The storm, you might say, comes the next day as the anything-but-contemplative former mayor of Mequon, Christine Nuernberg, drives a reporter through the 438-acre preserve and talks nonstop about the benefits of restoring what is mostly farmland to its pristine state. Aggressively steering an electric golf cart on the bumpy grass and gravel trails, Nuernberg isn’t concentrating all that much on her driving as she darts through three hardwood forests, several wetlands and prairies. It is her legacy to Mequon, after all, a scruffy work in progress that is far from the wooded preserve it will one day become, yet she’s like a mother watching her saplings grow.

“As years goes by, this will only get nicer and nicer,” she says. “In 25 years, it will be a green oasis for people to enjoy forever.”

Approaching a pond, she brakes, hops off the cart, jumps into the sandy dirt and scoops up a tiny, whitish-brown American toad. Cupping it in her hands, she offers it to the reporter, some real live source material for this story.

After the ride, the reporter – a little dazed by all the turns and bumps – asks, “Isn’t it easy to get lost in the preserve?”

“Isn’t that the point?” she answers.

Nuernberg, 66, who finished a 12-year tenure as mayor of the state’s fourth-largest city (in land area) in April, is praised for enhancing property values, helping keep out big-box stores and preserving Mequon’s rural atmosphere even as it lost most of its farms. She was also an indomitable force in creating the nature preserve, which, when connected to Kohl’s Park just south of the Ozaukee County border, will yield a green space nearly as large as New York’s Central Park. Nuernberg’s push for green initiatives has been a major influence not just on other suburbs, but also on state planning. “I regard Mayor Nuernberg as the greatest elective official I’ve ever worked with in championing environmental causes and protecting open space,” says Dan Kaemmerer, a community service specialist in southeastern Wisconsin for the state’s Department of Natural Resources.

Yet Nuernberg accomplished all this rather quietly, seldom antagonizing anyone. Somehow, she kept the peace in Mequon after the city lived a six-year war under her predecessor as mayor, James Moriarty. It was a tough balancing act in a city with many wealthy egos and property owners who know their lawyers by their first names. Nuernberg accomplished much yet managed to make the process feel collaborative. Even today, Mequon insiders wonder just how she did it. One of her secret weapons – and she had many – was to go out with Common Council members for a beer after their meetings.

Dataset rows

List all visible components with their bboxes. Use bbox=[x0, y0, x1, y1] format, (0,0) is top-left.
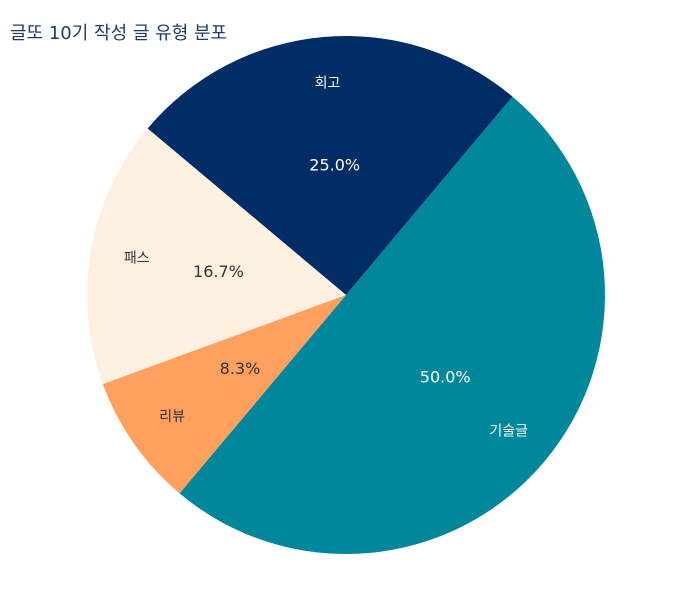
slice-label: 리뷰 bbox=[159, 409, 185, 425]
pie-slice bbox=[102, 295, 347, 494]
pie-slice bbox=[179, 96, 605, 555]
pie-slice bbox=[147, 35, 513, 295]
chart-title: 글또 10기 작성 글 유형 분포 bbox=[10, 23, 227, 44]
pie-slice bbox=[86, 128, 346, 385]
percent-label: 16.7% bbox=[193, 262, 244, 281]
slice-label: 패스 bbox=[124, 250, 150, 266]
percent-label: 50.0% bbox=[420, 368, 471, 387]
percent-label: 8.3% bbox=[220, 359, 261, 378]
percent-label: 25.0% bbox=[309, 155, 360, 174]
slice-label: 기술글 bbox=[489, 424, 528, 440]
slice-label: 회고 bbox=[315, 75, 341, 91]
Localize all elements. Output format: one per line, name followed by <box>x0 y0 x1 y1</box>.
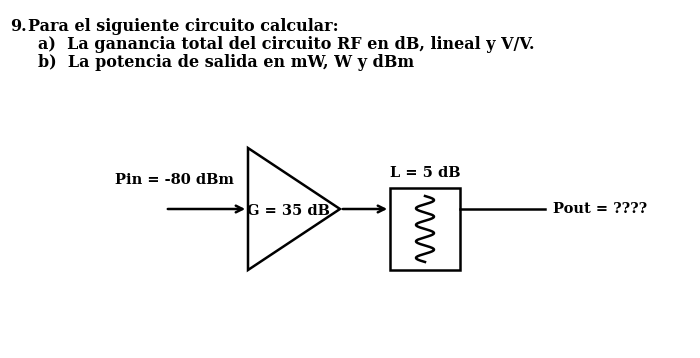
Text: Para el siguiente circuito calcular:: Para el siguiente circuito calcular: <box>28 18 339 35</box>
Text: Pin = -80 dBm: Pin = -80 dBm <box>115 173 234 187</box>
Text: 9.: 9. <box>10 18 27 35</box>
Text: Pout = ????: Pout = ???? <box>553 202 647 216</box>
Text: b)  La potencia de salida en mW, W y dBm: b) La potencia de salida en mW, W y dBm <box>38 54 414 71</box>
Bar <box>390 188 460 270</box>
Text: G = 35 dB: G = 35 dB <box>247 204 330 218</box>
Text: a)  La ganancia total del circuito RF en dB, lineal y V/V.: a) La ganancia total del circuito RF en … <box>38 36 535 53</box>
Text: L = 5 dB: L = 5 dB <box>390 166 461 180</box>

▶ [WRITTEN TASK 1]
Answer these questions using the Mequon profile:
(a) How many acres does the preserve cover?
(b) How old is Nuernberg?
(c) Who served as mayor of Mequon before Nuernberg?
▶ [WRITTEN TASK 2] Name every person identified by name in the Mequon profile.

▶ [SOLUTION 1]
(a) 438 acres
(b) 66
(c) James Moriarty

▶ [SOLUTION 2]
Christine Nuernberg
Dan Kaemmerer
James Moriarty